• [Items listed in a dataset]
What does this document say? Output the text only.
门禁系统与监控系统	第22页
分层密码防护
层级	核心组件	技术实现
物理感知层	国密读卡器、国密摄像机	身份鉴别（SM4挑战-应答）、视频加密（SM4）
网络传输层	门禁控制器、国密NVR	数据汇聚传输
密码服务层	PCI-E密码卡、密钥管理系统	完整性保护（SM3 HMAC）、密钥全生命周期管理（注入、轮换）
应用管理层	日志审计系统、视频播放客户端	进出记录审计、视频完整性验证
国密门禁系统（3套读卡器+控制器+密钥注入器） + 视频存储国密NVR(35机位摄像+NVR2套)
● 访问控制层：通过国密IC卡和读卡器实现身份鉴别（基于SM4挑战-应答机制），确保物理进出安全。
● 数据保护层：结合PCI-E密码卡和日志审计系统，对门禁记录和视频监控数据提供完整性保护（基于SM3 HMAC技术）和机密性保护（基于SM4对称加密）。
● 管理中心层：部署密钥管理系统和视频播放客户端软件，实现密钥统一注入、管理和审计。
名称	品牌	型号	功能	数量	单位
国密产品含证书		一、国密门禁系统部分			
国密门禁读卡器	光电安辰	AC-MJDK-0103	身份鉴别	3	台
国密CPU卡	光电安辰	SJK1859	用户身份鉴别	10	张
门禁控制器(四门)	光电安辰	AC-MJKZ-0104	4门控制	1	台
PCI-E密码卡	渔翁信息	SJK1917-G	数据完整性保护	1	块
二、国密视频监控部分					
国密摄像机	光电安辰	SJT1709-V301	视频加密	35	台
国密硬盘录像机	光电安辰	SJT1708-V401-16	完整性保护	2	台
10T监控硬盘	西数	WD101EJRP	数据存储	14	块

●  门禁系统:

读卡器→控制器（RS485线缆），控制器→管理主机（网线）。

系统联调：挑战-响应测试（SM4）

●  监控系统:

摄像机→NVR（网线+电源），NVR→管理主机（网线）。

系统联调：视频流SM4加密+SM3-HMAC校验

• [EXERCISE REQUIREMENTS]
Gather each line of the listing containing the word "视频加密" and show it.

• [SOLUTION TO THIS EXERCISE]
物理感知层	国密读卡器、国密摄像机	身份鉴别（SM4挑战-应答）、视频加密（SM4）
国密摄像机	光电安辰	SJT1709-V301	视频加密	35	台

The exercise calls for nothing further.